• **WHAT IS REQUIRED**
Return each line holding the string "size".

• **EXERCISE INPUT**
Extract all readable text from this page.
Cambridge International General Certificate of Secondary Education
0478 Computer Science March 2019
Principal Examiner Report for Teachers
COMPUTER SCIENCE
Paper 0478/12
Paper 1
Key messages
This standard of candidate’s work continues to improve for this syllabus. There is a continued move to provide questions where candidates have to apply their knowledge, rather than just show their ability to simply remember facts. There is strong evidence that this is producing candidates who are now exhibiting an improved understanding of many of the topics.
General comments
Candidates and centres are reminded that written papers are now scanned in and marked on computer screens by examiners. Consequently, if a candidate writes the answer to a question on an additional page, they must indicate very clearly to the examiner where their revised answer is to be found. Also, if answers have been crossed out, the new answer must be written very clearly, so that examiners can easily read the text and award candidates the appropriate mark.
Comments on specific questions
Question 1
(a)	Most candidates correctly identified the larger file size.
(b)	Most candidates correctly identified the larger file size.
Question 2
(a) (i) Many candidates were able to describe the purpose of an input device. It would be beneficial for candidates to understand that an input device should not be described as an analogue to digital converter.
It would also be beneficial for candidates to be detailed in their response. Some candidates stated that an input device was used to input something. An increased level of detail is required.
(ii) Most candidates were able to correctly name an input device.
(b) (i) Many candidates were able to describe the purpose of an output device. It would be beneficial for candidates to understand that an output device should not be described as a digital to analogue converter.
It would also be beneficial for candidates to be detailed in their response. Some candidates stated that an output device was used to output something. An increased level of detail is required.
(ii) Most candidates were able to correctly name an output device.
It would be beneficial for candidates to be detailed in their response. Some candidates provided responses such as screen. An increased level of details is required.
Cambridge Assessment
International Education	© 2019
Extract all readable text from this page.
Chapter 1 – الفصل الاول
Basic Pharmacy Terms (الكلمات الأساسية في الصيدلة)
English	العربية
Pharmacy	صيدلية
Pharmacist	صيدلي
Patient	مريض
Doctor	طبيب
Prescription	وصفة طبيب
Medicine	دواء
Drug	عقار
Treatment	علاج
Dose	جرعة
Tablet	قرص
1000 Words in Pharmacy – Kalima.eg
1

• **COMPLETE ANSWER**
(a)	Most candidates correctly identified the larger file size.
(b)	Most candidates correctly identified the larger file size.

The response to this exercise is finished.